Source material
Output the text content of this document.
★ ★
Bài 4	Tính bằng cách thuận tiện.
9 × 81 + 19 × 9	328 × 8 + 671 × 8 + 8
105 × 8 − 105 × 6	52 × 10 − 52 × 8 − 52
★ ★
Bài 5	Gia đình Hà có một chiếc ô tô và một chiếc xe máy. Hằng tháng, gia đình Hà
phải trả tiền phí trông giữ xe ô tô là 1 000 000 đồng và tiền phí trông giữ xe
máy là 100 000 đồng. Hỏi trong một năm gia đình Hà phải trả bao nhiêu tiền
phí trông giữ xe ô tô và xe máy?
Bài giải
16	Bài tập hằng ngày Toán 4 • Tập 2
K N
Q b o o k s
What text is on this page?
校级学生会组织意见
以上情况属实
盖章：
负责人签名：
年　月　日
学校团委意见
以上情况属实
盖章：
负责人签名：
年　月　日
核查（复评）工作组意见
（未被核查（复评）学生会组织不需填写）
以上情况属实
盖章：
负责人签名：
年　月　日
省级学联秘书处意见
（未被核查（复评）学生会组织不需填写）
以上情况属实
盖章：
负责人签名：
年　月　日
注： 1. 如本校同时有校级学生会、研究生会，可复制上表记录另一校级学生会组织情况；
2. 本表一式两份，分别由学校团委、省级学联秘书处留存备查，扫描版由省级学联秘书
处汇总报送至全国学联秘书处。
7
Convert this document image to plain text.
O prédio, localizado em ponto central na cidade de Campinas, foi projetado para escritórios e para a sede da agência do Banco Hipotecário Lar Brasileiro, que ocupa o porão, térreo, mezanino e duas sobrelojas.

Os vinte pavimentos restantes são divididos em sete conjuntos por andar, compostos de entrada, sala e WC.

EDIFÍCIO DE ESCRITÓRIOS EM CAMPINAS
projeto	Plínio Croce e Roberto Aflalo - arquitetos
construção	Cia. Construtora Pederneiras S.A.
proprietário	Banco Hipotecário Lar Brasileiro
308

Task statement
Return the whole listing exactly, with every line included.

The solution
Output the text content of this document.
★ ★
Bài 4	Tính bằng cách thuận tiện.
9 × 81 + 19 × 9	328 × 8 + 671 × 8 + 8
105 × 8 − 105 × 6	52 × 10 − 52 × 8 − 52
★ ★
Bài 5	Gia đình Hà có một chiếc ô tô và một chiếc xe máy. Hằng tháng, gia đình Hà
phải trả tiền phí trông giữ xe ô tô là 1 000 000 đồng và tiền phí trông giữ xe
máy là 100 000 đồng. Hỏi trong một năm gia đình Hà phải trả bao nhiêu tiền
phí trông giữ xe ô tô và xe máy?
Bài giải
16	Bài tập hằng ngày Toán 4 • Tập 2
K N
Q b o o k s
What text is on this page?
校级学生会组织意见
以上情况属实
盖章：
负责人签名：
年　月　日
学校团委意见
以上情况属实
盖章：
负责人签名：
年　月　日
核查（复评）工作组意见
（未被核查（复评）学生会组织不需填写）
以上情况属实
盖章：
负责人签名：
年　月　日
省级学联秘书处意见
（未被核查（复评）学生会组织不需填写）
以上情况属实
盖章：
负责人签名：
年　月　日
注： 1. 如本校同时有校级学生会、研究生会，可复制上表记录另一校级学生会组织情况；
2. 本表一式两份，分别由学校团委、省级学联秘书处留存备查，扫描版由省级学联秘书
处汇总报送至全国学联秘书处。
7
Convert this document image to plain text.
O prédio, localizado em ponto central na cidade de Campinas, foi projetado para escritórios e para a sede da agência do Banco Hipotecário Lar Brasileiro, que ocupa o porão, térreo, mezanino e duas sobrelojas.

Os vinte pavimentos restantes são divididos em sete conjuntos por andar, compostos de entrada, sala e WC.

EDIFÍCIO DE ESCRITÓRIOS EM CAMPINAS
projeto	Plínio Croce e Roberto Aflalo - arquitetos
construção	Cia. Construtora Pederneiras S.A.
proprietário	Banco Hipotecário Lar Brasileiro
308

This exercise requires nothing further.